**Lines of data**

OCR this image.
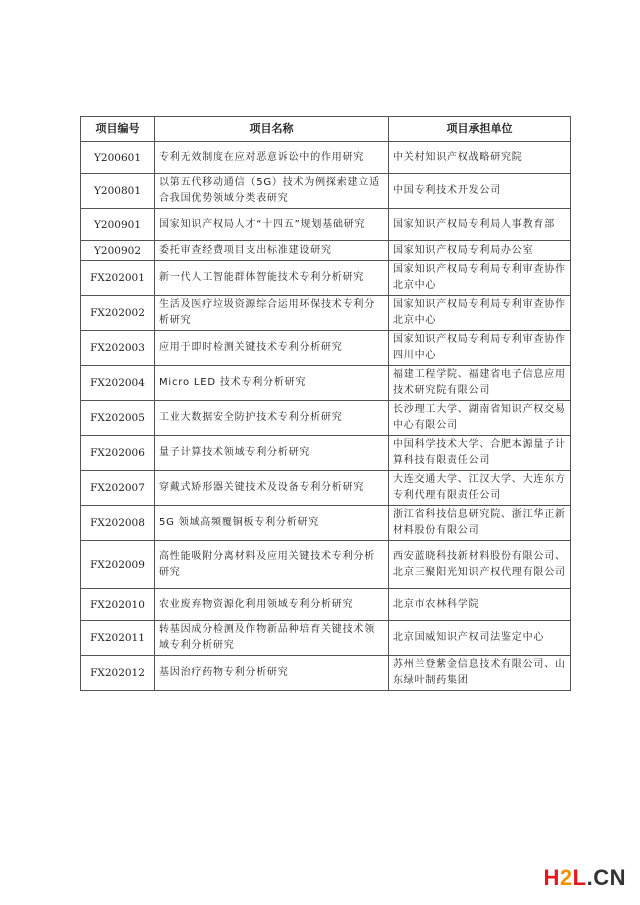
项目编号	项目名称	项目承担单位
Y200601	专利无效制度在应对恶意诉讼中的作用研究	中关村知识产权战略研究院
Y200801	以第五代移动通信（5G）技术为例探索建立适合我国优势领域分类表研究	中国专利技术开发公司
Y200901	国家知识产权局人才“十四五”规划基础研究	国家知识产权局专利局人事教育部
Y200902	委托审查经费项目支出标准建设研究	国家知识产权局专利局办公室
FX202001	新一代人工智能群体智能技术专利分析研究	国家知识产权局专利局专利审查协作北京中心
FX202002	生活及医疗垃圾资源综合运用环保技术专利分析研究	国家知识产权局专利局专利审查协作北京中心
FX202003	应用于即时检测关键技术专利分析研究	国家知识产权局专利局专利审查协作四川中心
FX202004	Micro LED 技术专利分析研究	福建工程学院、福建省电子信息应用技术研究院有限公司
FX202005	工业大数据安全防护技术专利分析研究	长沙理工大学、湖南省知识产权交易中心有限公司
FX202006	量子计算技术领域专利分析研究	中国科学技术大学、合肥本源量子计算科技有限责任公司
FX202007	穿戴式矫形器关键技术及设备专利分析研究	大连交通大学、江汉大学、大连东方专利代理有限责任公司
FX202008	5G 领域高频覆铜板专利分析研究	浙江省科技信息研究院、浙江华正新材料股份有限公司
FX202009	高性能吸附分离材料及应用关键技术专利分析研究	西安蓝晓科技新材料股份有限公司、北京三聚阳光知识产权代理有限公司
FX202010	农业废弃物资源化利用领域专利分析研究	北京市农林科学院
FX202011	转基因成分检测及作物新品种培育关键技术领域专利分析研究	北京国威知识产权司法鉴定中心
FX202012	基因治疗药物专利分析研究	苏州兰登紫金信息技术有限公司、山东绿叶制药集团
H2L.CN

**Exercise task**
Lines that include the word "国家知识产权局专利局专利审查协作北京中心" — how many are there in the data? Answer with the number alone.

**Final answer**
2